INSTRUCTIONS TO FOLLOW - Look for the string "document" and copy every line that has it.

── PROVIDED RECORDS

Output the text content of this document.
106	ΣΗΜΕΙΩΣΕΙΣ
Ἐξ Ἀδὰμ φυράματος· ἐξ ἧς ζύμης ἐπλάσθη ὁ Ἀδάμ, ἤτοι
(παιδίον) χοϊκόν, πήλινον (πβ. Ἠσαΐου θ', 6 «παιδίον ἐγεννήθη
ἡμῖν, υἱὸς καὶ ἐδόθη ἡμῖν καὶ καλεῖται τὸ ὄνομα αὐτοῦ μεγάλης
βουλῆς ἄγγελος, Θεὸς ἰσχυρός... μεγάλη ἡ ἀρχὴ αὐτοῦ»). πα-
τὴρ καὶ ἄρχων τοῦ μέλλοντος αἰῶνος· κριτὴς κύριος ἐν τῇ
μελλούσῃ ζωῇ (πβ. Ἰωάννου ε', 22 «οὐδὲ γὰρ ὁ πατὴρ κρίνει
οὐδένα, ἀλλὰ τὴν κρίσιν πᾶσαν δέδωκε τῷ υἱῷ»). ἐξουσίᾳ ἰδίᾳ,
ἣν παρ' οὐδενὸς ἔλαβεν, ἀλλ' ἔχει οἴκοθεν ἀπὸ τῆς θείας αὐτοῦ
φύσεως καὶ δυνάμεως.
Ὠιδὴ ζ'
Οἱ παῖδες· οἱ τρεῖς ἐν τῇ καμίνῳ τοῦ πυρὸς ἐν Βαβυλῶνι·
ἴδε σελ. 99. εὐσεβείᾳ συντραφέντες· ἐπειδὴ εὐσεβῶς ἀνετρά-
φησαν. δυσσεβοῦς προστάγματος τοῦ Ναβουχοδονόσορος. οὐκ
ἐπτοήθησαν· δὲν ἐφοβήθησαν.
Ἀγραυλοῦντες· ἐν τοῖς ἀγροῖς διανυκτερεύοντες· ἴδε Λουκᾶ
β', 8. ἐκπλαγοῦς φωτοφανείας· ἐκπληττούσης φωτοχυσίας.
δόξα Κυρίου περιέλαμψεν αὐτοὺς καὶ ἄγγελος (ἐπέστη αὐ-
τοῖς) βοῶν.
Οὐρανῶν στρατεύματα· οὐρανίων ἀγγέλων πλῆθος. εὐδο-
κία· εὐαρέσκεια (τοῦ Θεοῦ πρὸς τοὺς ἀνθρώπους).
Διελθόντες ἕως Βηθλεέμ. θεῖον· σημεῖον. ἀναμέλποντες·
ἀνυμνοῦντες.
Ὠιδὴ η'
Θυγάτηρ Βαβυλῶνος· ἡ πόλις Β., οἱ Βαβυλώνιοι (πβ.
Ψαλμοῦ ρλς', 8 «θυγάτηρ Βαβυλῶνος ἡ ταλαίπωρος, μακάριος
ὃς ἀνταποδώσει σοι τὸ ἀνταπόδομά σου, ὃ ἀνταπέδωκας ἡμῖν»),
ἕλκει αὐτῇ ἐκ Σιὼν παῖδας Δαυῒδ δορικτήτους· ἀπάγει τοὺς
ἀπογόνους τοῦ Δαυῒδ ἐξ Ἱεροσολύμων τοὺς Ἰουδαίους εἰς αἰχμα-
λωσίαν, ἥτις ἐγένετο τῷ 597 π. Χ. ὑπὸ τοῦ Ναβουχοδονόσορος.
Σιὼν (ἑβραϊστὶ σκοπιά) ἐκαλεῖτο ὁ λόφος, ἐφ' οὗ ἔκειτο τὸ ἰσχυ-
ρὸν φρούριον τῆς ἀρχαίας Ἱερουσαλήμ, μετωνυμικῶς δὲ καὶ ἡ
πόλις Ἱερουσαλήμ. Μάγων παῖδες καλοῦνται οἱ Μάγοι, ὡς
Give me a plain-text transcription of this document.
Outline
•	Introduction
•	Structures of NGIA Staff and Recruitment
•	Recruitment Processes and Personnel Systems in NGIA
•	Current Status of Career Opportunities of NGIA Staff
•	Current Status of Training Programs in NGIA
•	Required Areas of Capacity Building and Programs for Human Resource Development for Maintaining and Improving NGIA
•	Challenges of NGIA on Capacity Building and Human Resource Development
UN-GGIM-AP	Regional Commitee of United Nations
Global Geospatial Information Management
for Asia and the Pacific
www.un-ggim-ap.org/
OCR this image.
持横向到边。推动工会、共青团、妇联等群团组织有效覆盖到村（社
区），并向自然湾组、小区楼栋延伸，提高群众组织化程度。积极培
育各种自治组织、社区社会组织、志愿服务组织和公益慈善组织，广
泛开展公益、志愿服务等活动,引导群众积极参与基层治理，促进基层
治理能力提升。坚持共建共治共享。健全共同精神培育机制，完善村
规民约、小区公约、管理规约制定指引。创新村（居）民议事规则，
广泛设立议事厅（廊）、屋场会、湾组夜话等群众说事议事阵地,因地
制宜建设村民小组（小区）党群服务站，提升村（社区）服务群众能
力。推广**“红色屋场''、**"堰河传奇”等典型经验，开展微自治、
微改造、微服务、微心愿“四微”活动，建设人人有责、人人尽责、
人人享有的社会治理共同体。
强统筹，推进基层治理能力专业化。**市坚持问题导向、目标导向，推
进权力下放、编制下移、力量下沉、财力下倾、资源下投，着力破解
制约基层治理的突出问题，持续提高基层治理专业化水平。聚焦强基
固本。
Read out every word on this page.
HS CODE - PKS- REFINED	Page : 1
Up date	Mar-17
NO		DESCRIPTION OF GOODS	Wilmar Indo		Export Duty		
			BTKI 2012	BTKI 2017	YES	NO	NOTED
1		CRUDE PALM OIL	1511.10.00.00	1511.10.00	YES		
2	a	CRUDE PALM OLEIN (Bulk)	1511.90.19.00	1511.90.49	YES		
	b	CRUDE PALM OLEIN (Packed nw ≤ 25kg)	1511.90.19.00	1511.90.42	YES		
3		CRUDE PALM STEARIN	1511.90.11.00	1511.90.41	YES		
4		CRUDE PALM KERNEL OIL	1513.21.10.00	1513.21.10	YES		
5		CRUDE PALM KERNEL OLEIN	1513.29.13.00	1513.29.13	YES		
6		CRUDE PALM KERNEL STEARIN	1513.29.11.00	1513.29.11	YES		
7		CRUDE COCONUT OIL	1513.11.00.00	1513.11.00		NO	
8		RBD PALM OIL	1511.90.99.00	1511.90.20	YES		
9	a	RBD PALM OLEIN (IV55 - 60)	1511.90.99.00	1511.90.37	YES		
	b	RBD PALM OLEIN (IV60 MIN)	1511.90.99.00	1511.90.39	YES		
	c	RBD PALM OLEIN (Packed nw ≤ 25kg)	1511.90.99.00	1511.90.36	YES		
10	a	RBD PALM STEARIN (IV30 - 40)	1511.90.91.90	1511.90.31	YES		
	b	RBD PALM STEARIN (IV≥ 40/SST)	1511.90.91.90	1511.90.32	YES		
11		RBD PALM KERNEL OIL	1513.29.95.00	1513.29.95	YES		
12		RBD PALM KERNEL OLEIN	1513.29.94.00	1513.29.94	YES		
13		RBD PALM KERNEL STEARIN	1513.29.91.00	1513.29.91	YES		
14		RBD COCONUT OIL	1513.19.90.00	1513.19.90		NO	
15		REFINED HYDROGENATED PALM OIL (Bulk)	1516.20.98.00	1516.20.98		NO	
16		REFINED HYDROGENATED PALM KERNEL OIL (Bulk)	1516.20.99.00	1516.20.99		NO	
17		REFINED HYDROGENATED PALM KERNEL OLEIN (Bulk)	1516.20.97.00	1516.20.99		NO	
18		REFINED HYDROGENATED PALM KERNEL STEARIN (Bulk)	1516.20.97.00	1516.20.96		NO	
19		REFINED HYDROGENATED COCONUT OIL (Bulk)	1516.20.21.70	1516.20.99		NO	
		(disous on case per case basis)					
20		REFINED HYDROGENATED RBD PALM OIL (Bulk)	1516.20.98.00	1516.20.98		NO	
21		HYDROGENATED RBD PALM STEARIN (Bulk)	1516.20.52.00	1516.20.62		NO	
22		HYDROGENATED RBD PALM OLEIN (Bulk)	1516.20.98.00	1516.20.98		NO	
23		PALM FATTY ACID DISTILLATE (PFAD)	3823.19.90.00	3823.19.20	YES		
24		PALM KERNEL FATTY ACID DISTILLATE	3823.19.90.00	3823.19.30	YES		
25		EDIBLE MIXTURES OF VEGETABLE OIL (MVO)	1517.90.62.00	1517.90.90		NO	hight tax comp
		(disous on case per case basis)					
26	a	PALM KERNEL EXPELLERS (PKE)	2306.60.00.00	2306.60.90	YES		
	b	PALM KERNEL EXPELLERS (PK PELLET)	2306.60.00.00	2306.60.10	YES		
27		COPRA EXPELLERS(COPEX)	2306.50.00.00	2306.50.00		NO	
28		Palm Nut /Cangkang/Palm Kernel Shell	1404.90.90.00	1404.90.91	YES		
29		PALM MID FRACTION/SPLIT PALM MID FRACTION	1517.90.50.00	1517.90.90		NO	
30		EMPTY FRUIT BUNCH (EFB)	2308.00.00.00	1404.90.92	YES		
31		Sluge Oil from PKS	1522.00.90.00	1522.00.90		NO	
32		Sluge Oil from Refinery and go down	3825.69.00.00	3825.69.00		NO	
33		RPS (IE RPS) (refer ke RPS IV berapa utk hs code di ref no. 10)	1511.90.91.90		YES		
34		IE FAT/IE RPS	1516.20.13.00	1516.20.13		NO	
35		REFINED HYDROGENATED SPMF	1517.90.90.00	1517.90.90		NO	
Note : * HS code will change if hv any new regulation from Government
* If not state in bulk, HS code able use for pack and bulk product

────

SOLVED PROBLEM -
Output the text content of this document.
Give me a plain-text transcription of this document.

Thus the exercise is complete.